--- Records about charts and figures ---
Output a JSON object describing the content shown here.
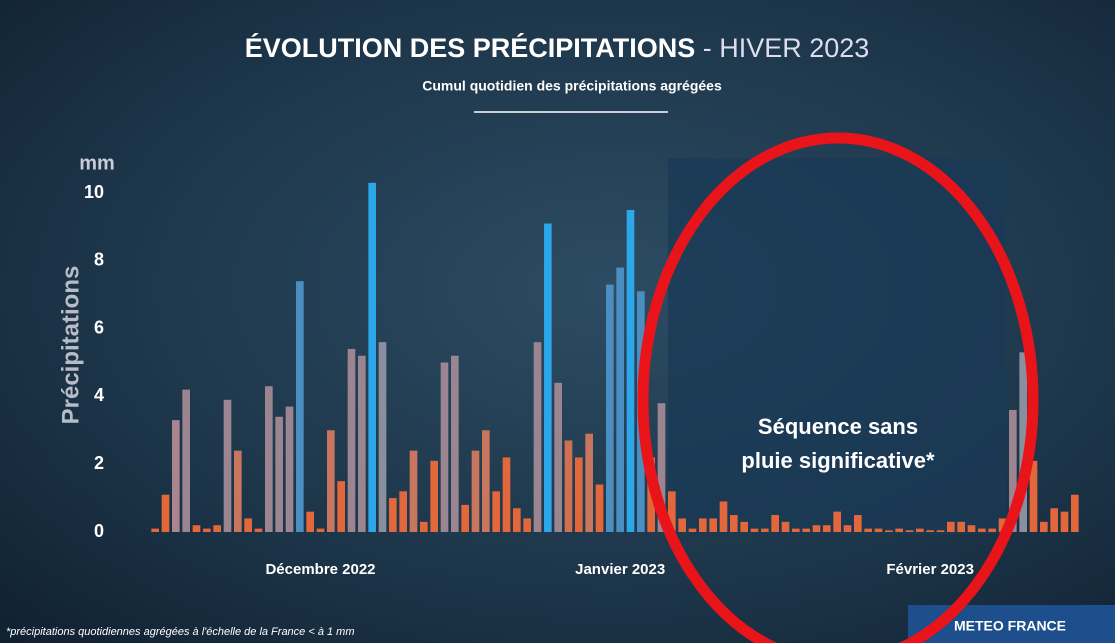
{
  "chart_data": {
    "type": "bar",
    "title": "ÉVOLUTION DES PRÉCIPITATIONS",
    "title_suffix": " - HIVER 2023",
    "subtitle": "Cumul quotidien des précipitations agrégées",
    "y_unit": "mm",
    "y_label": "Précipitations",
    "annotation": [
      "Séquence sans",
      "pluie significative*"
    ],
    "footnote": "*précipitations quotidiennes agrégées à l'échelle de la France < à 1 mm",
    "source": "METEO FRANCE",
    "categories": [
      null,
      null,
      null,
      null,
      null,
      null,
      null,
      null,
      null,
      null,
      null,
      null,
      null,
      null,
      null,
      null,
      "Décembre 2022",
      null,
      null,
      null,
      null,
      null,
      null,
      null,
      null,
      null,
      null,
      null,
      null,
      null,
      null,
      null,
      null,
      null,
      null,
      null,
      null,
      null,
      null,
      null,
      null,
      null,
      null,
      null,
      null,
      "Janvier 2023",
      null,
      null,
      null,
      null,
      null,
      null,
      null,
      null,
      null,
      null,
      null,
      null,
      null,
      null,
      null,
      null,
      null,
      null,
      null,
      null,
      null,
      null,
      null,
      null,
      null,
      null,
      null,
      null,
      null,
      "Février 2023",
      null,
      null,
      null,
      null,
      null,
      null,
      null,
      null,
      null,
      null,
      null,
      null,
      null,
      null
    ],
    "values": [
      0.1,
      1.1,
      3.3,
      4.2,
      0.2,
      0.1,
      0.2,
      3.9,
      2.4,
      0.4,
      0.1,
      4.3,
      3.4,
      3.7,
      7.4,
      0.6,
      0.1,
      3.0,
      1.5,
      5.4,
      5.2,
      10.3,
      5.6,
      1.0,
      1.2,
      2.4,
      0.3,
      2.1,
      5.0,
      5.2,
      0.8,
      2.4,
      3.0,
      1.2,
      2.2,
      0.7,
      0.4,
      5.6,
      9.1,
      4.4,
      2.7,
      2.2,
      2.9,
      1.4,
      7.3,
      7.8,
      9.5,
      7.1,
      2.2,
      3.8,
      1.2,
      0.4,
      0.1,
      0.4,
      0.4,
      0.9,
      0.5,
      0.3,
      0.1,
      0.1,
      0.5,
      0.3,
      0.1,
      0.1,
      0.2,
      0.2,
      0.6,
      0.2,
      0.5,
      0.1,
      0.1,
      0.05,
      0.1,
      0.05,
      0.1,
      0.05,
      0.05,
      0.3,
      0.3,
      0.2,
      0.1,
      0.1,
      0.4,
      3.6,
      5.3,
      2.1,
      0.3,
      0.7,
      0.6,
      1.1
    ],
    "colors": [
      "#e2683c",
      "#e2683c",
      "#a98590",
      "#9b8591",
      "#e2683c",
      "#e2683c",
      "#e2683c",
      "#9b8591",
      "#c9765e",
      "#e2683c",
      "#e2683c",
      "#9b8591",
      "#9b8591",
      "#9b8591",
      "#4b8fc2",
      "#e2683c",
      "#e2683c",
      "#c9765e",
      "#e2683c",
      "#9b8591",
      "#9b8591",
      "#2ba7ea",
      "#8a8fa0",
      "#e2683c",
      "#e2683c",
      "#c9765e",
      "#e2683c",
      "#e2683c",
      "#9b8591",
      "#9b8591",
      "#e2683c",
      "#c9765e",
      "#c9765e",
      "#e2683c",
      "#e2683c",
      "#e2683c",
      "#e2683c",
      "#9b8591",
      "#2ba7ea",
      "#9b8591",
      "#d06f52",
      "#e2683c",
      "#c9765e",
      "#e2683c",
      "#4b8fc2",
      "#4b8fc2",
      "#2ba7ea",
      "#4b8fc2",
      "#e2683c",
      "#9b8591",
      "#e2683c",
      "#e2683c",
      "#e2683c",
      "#e2683c",
      "#e2683c",
      "#e2683c",
      "#e2683c",
      "#e2683c",
      "#e2683c",
      "#e2683c",
      "#e2683c",
      "#e2683c",
      "#e2683c",
      "#e2683c",
      "#e2683c",
      "#e2683c",
      "#e2683c",
      "#e2683c",
      "#e2683c",
      "#e2683c",
      "#e2683c",
      "#e2683c",
      "#e2683c",
      "#e2683c",
      "#e2683c",
      "#e2683c",
      "#e2683c",
      "#e2683c",
      "#e2683c",
      "#e2683c",
      "#e2683c",
      "#e2683c",
      "#e2683c",
      "#9b8591",
      "#8a8fa0",
      "#e2683c",
      "#e2683c",
      "#e2683c",
      "#e2683c",
      "#e2683c"
    ],
    "ylim": [
      0,
      10
    ],
    "yticks": [
      0,
      2,
      4,
      6,
      8,
      10
    ]
  }
}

--- Short problem ---
Copy all lines from the listing that contain "agrégées".

--- Task output ---
    "subtitle": "Cumul quotidien des précipitations agrégées",
    "footnote": "*précipitations quotidiennes agrégées à l'échelle de la France < à 1 mm",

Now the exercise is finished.